DIRECTION:
Output all records precisely as written.

Dataset items

########################################

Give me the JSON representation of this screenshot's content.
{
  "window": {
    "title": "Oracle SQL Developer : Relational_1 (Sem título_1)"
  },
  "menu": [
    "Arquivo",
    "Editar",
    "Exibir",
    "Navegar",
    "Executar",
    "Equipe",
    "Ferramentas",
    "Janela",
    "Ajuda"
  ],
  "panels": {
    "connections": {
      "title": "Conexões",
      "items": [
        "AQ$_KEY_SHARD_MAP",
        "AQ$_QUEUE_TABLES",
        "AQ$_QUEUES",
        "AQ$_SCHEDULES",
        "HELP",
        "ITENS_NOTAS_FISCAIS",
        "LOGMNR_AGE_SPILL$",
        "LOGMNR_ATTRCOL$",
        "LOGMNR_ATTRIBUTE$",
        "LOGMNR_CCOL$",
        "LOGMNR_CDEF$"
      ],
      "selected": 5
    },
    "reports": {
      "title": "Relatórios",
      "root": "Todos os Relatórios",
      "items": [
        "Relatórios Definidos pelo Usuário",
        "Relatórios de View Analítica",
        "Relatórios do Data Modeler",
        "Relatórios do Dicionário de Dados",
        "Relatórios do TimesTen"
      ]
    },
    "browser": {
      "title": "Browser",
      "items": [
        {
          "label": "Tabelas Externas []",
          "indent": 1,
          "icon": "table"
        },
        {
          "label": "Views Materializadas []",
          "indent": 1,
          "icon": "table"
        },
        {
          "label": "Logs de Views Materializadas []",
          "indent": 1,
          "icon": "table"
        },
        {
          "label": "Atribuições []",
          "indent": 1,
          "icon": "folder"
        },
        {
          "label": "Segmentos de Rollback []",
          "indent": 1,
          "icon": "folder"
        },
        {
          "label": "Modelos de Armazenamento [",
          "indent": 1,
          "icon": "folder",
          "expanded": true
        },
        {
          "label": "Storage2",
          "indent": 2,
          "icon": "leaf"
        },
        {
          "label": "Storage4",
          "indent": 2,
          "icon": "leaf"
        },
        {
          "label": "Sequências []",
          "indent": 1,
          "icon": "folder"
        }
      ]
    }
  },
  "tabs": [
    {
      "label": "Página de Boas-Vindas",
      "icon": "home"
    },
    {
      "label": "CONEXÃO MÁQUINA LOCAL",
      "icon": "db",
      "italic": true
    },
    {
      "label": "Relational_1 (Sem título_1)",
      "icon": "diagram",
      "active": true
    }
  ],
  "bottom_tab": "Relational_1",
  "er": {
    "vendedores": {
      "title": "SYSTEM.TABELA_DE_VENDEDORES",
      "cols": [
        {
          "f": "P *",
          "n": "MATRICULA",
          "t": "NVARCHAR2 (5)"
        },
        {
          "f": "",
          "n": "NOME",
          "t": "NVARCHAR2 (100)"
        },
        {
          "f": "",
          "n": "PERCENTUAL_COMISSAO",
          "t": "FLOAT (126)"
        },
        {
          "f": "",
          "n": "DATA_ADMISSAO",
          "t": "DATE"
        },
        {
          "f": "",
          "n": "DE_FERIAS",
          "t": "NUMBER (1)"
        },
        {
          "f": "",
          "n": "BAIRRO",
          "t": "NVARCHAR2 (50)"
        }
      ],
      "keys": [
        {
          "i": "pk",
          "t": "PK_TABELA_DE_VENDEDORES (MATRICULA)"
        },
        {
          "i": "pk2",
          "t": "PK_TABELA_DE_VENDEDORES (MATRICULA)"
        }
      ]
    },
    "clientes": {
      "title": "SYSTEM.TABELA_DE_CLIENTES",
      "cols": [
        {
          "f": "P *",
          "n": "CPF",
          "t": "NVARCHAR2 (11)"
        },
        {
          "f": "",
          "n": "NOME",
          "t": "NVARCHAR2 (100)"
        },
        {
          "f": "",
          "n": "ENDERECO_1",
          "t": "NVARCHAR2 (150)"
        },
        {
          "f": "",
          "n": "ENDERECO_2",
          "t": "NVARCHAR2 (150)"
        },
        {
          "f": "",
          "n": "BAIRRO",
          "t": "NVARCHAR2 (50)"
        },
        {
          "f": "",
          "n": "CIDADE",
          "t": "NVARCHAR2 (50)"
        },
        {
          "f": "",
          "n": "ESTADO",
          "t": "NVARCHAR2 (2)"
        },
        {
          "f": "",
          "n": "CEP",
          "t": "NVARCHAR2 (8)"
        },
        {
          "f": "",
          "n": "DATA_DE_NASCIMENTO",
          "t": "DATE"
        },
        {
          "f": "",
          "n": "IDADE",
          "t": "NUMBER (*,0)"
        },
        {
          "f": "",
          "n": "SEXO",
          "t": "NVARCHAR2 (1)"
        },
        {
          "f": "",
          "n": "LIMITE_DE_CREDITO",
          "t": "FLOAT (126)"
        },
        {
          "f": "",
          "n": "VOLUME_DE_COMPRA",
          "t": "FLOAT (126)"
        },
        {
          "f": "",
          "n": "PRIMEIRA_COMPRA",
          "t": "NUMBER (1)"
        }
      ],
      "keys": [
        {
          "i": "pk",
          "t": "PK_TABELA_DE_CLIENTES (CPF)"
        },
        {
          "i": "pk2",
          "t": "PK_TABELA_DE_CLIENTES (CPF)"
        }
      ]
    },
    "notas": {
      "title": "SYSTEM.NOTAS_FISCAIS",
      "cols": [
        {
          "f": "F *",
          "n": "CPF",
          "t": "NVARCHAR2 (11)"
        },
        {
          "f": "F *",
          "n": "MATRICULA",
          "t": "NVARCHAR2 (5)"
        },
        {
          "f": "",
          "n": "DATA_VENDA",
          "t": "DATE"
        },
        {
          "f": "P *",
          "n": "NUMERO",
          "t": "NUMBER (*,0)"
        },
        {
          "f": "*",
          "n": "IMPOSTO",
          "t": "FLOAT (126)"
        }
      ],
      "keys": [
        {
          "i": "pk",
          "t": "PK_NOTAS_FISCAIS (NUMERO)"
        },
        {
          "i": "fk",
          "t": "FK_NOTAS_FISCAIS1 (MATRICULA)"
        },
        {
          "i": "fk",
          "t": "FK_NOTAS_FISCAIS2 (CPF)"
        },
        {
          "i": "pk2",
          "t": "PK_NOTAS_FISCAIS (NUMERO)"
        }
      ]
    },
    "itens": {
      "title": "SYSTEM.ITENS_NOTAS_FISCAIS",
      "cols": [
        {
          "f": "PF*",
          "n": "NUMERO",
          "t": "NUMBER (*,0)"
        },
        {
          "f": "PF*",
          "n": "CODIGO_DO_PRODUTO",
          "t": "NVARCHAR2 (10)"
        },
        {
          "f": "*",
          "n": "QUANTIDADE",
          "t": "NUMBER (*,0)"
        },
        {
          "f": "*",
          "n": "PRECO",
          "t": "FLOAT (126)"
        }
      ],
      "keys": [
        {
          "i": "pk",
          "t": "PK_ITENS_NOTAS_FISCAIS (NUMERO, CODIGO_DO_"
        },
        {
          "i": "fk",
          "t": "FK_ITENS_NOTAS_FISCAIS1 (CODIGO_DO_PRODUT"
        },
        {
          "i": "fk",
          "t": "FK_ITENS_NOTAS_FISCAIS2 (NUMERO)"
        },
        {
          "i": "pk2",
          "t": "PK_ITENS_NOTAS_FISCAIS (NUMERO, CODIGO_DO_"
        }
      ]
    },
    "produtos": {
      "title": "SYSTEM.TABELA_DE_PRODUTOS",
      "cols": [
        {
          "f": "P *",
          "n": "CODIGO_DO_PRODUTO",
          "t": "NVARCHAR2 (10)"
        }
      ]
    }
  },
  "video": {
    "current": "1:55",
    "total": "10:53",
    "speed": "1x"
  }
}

########################################

FINISHED EXERCISE:
Give me the JSON representation of this screenshot's content.
{
  "window": {
    "title": "Oracle SQL Developer : Relational_1 (Sem título_1)"
  },
  "menu": [
    "Arquivo",
    "Editar",
    "Exibir",
    "Navegar",
    "Executar",
    "Equipe",
    "Ferramentas",
    "Janela",
    "Ajuda"
  ],
  "panels": {
    "connections": {
      "title": "Conexões",
      "items": [
        "AQ$_KEY_SHARD_MAP",
        "AQ$_QUEUE_TABLES",
        "AQ$_QUEUES",
        "AQ$_SCHEDULES",
        "HELP",
        "ITENS_NOTAS_FISCAIS",
        "LOGMNR_AGE_SPILL$",
        "LOGMNR_ATTRCOL$",
        "LOGMNR_ATTRIBUTE$",
        "LOGMNR_CCOL$",
        "LOGMNR_CDEF$"
      ],
      "selected": 5
    },
    "reports": {
      "title": "Relatórios",
      "root": "Todos os Relatórios",
      "items": [
        "Relatórios Definidos pelo Usuário",
        "Relatórios de View Analítica",
        "Relatórios do Data Modeler",
        "Relatórios do Dicionário de Dados",
        "Relatórios do TimesTen"
      ]
    },
    "browser": {
      "title": "Browser",
      "items": [
        {
          "label": "Tabelas Externas []",
          "indent": 1,
          "icon": "table"
        },
        {
          "label": "Views Materializadas []",
          "indent": 1,
          "icon": "table"
        },
        {
          "label": "Logs de Views Materializadas []",
          "indent": 1,
          "icon": "table"
        },
        {
          "label": "Atribuições []",
          "indent": 1,
          "icon": "folder"
        },
        {
          "label": "Segmentos de Rollback []",
          "indent": 1,
          "icon": "folder"
        },
        {
          "label": "Modelos de Armazenamento [",
          "indent": 1,
          "icon": "folder",
          "expanded": true
        },
        {
          "label": "Storage2",
          "indent": 2,
          "icon": "leaf"
        },
        {
          "label": "Storage4",
          "indent": 2,
          "icon": "leaf"
        },
        {
          "label": "Sequências []",
          "indent": 1,
          "icon": "folder"
        }
      ]
    }
  },
  "tabs": [
    {
      "label": "Página de Boas-Vindas",
      "icon": "home"
    },
    {
      "label": "CONEXÃO MÁQUINA LOCAL",
      "icon": "db",
      "italic": true
    },
    {
      "label": "Relational_1 (Sem título_1)",
      "icon": "diagram",
      "active": true
    }
  ],
  "bottom_tab": "Relational_1",
  "er": {
    "vendedores": {
      "title": "SYSTEM.TABELA_DE_VENDEDORES",
      "cols": [
        {
          "f": "P *",
          "n": "MATRICULA",
          "t": "NVARCHAR2 (5)"
        },
        {
          "f": "",
          "n": "NOME",
          "t": "NVARCHAR2 (100)"
        },
        {
          "f": "",
          "n": "PERCENTUAL_COMISSAO",
          "t": "FLOAT (126)"
        },
        {
          "f": "",
          "n": "DATA_ADMISSAO",
          "t": "DATE"
        },
        {
          "f": "",
          "n": "DE_FERIAS",
          "t": "NUMBER (1)"
        },
        {
          "f": "",
          "n": "BAIRRO",
          "t": "NVARCHAR2 (50)"
        }
      ],
      "keys": [
        {
          "i": "pk",
          "t": "PK_TABELA_DE_VENDEDORES (MATRICULA)"
        },
        {
          "i": "pk2",
          "t": "PK_TABELA_DE_VENDEDORES (MATRICULA)"
        }
      ]
    },
    "clientes": {
      "title": "SYSTEM.TABELA_DE_CLIENTES",
      "cols": [
        {
          "f": "P *",
          "n": "CPF",
          "t": "NVARCHAR2 (11)"
        },
        {
          "f": "",
          "n": "NOME",
          "t": "NVARCHAR2 (100)"
        },
        {
          "f": "",
          "n": "ENDERECO_1",
          "t": "NVARCHAR2 (150)"
        },
        {
          "f": "",
          "n": "ENDERECO_2",
          "t": "NVARCHAR2 (150)"
        },
        {
          "f": "",
          "n": "BAIRRO",
          "t": "NVARCHAR2 (50)"
        },
        {
          "f": "",
          "n": "CIDADE",
          "t": "NVARCHAR2 (50)"
        },
        {
          "f": "",
          "n": "ESTADO",
          "t": "NVARCHAR2 (2)"
        },
        {
          "f": "",
          "n": "CEP",
          "t": "NVARCHAR2 (8)"
        },
        {
          "f": "",
          "n": "DATA_DE_NASCIMENTO",
          "t": "DATE"
        },
        {
          "f": "",
          "n": "IDADE",
          "t": "NUMBER (*,0)"
        },
        {
          "f": "",
          "n": "SEXO",
          "t": "NVARCHAR2 (1)"
        },
        {
          "f": "",
          "n": "LIMITE_DE_CREDITO",
          "t": "FLOAT (126)"
        },
        {
          "f": "",
          "n": "VOLUME_DE_COMPRA",
          "t": "FLOAT (126)"
        },
        {
          "f": "",
          "n": "PRIMEIRA_COMPRA",
          "t": "NUMBER (1)"
        }
      ],
      "keys": [
        {
          "i": "pk",
          "t": "PK_TABELA_DE_CLIENTES (CPF)"
        },
        {
          "i": "pk2",
          "t": "PK_TABELA_DE_CLIENTES (CPF)"
        }
      ]
    },
    "notas": {
      "title": "SYSTEM.NOTAS_FISCAIS",
      "cols": [
        {
          "f": "F *",
          "n": "CPF",
          "t": "NVARCHAR2 (11)"
        },
        {
          "f": "F *",
          "n": "MATRICULA",
          "t": "NVARCHAR2 (5)"
        },
        {
          "f": "",
          "n": "DATA_VENDA",
          "t": "DATE"
        },
        {
          "f": "P *",
          "n": "NUMERO",
          "t": "NUMBER (*,0)"
        },
        {
          "f": "*",
          "n": "IMPOSTO",
          "t": "FLOAT (126)"
        }
      ],
      "keys": [
        {
          "i": "pk",
          "t": "PK_NOTAS_FISCAIS (NUMERO)"
        },
        {
          "i": "fk",
          "t": "FK_NOTAS_FISCAIS1 (MATRICULA)"
        },
        {
          "i": "fk",
          "t": "FK_NOTAS_FISCAIS2 (CPF)"
        },
        {
          "i": "pk2",
          "t": "PK_NOTAS_FISCAIS (NUMERO)"
        }
      ]
    },
    "itens": {
      "title": "SYSTEM.ITENS_NOTAS_FISCAIS",
      "cols": [
        {
          "f": "PF*",
          "n": "NUMERO",
          "t": "NUMBER (*,0)"
        },
        {
          "f": "PF*",
          "n": "CODIGO_DO_PRODUTO",
          "t": "NVARCHAR2 (10)"
        },
        {
          "f": "*",
          "n": "QUANTIDADE",
          "t": "NUMBER (*,0)"
        },
        {
          "f": "*",
          "n": "PRECO",
          "t": "FLOAT (126)"
        }
      ],
      "keys": [
        {
          "i": "pk",
          "t": "PK_ITENS_NOTAS_FISCAIS (NUMERO, CODIGO_DO_"
        },
        {
          "i": "fk",
          "t": "FK_ITENS_NOTAS_FISCAIS1 (CODIGO_DO_PRODUT"
        },
        {
          "i": "fk",
          "t": "FK_ITENS_NOTAS_FISCAIS2 (NUMERO)"
        },
        {
          "i": "pk2",
          "t": "PK_ITENS_NOTAS_FISCAIS (NUMERO, CODIGO_DO_"
        }
      ]
    },
    "produtos": {
      "title": "SYSTEM.TABELA_DE_PRODUTOS",
      "cols": [
        {
          "f": "P *",
          "n": "CODIGO_DO_PRODUTO",
          "t": "NVARCHAR2 (10)"
        }
      ]
    }
  },
  "video": {
    "current": "1:55",
    "total": "10:53",
    "speed": "1x"
  }
}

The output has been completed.